▶ _ENTRIES SUPPLIED_:
▶

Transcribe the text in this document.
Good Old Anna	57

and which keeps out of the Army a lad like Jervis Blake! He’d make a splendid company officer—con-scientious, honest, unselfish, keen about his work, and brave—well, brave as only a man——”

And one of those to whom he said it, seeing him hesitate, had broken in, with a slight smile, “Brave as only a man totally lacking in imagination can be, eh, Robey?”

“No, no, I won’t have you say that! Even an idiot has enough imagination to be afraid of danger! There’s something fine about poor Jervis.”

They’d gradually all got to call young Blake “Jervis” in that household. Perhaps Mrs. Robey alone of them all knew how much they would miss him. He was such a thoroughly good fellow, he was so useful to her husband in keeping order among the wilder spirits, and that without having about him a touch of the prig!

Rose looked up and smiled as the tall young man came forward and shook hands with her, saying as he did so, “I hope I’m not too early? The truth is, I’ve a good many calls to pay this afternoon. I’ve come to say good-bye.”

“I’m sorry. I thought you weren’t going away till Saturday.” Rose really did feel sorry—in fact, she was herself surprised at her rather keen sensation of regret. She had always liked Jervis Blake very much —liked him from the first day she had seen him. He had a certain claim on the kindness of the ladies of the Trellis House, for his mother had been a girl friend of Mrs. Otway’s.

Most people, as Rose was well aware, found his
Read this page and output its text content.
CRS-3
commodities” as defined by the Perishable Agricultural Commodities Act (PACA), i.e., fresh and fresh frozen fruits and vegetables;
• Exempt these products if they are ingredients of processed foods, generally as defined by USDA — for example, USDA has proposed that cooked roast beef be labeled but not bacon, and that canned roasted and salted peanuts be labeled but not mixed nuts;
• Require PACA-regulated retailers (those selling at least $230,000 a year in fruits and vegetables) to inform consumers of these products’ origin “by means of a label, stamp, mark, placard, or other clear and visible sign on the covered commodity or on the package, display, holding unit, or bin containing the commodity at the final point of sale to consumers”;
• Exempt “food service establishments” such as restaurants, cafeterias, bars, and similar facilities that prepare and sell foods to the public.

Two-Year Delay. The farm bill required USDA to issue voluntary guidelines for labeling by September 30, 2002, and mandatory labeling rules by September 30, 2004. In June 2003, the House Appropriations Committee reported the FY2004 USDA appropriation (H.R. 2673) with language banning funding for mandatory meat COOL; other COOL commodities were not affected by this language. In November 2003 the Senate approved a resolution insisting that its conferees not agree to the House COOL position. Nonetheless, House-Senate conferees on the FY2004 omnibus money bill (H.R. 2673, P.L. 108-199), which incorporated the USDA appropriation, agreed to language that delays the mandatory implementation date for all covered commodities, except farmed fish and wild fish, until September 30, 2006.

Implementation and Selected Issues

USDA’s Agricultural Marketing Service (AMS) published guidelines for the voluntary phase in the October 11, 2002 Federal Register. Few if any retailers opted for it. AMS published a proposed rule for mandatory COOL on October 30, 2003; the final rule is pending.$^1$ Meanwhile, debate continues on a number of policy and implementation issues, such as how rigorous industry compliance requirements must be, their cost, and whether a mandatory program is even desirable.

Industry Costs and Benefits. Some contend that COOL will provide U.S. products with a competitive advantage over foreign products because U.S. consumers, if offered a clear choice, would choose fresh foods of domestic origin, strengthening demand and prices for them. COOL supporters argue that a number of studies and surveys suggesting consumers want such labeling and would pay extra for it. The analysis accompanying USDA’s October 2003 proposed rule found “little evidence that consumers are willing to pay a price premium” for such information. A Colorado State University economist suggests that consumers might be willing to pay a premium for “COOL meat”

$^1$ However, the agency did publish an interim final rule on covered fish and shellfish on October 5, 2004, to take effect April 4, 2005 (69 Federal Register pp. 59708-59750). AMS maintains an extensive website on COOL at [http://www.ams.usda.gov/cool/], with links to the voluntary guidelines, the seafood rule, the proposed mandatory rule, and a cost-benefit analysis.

◀

Find the lines that include the string "number", then copy each of them.

▶ _FINISHED EXERCISE_:
USDA’s Agricultural Marketing Service (AMS) published guidelines for the voluntary phase in the October 11, 2002 Federal Register. Few if any retailers opted for it. AMS published a proposed rule for mandatory COOL on October 30, 2003; the final rule is pending.$^1$ Meanwhile, debate continues on a number of policy and implementation issues, such as how rigorous industry compliance requirements must be, their cost, and whether a mandatory program is even desirable.
Industry Costs and Benefits. Some contend that COOL will provide U.S. products with a competitive advantage over foreign products because U.S. consumers, if offered a clear choice, would choose fresh foods of domestic origin, strengthening demand and prices for them. COOL supporters argue that a number of studies and surveys suggesting consumers want such labeling and would pay extra for it. The analysis accompanying USDA’s October 2003 proposed rule found “little evidence that consumers are willing to pay a price premium” for such information. A Colorado State University economist suggests that consumers might be willing to pay a premium for “COOL meat”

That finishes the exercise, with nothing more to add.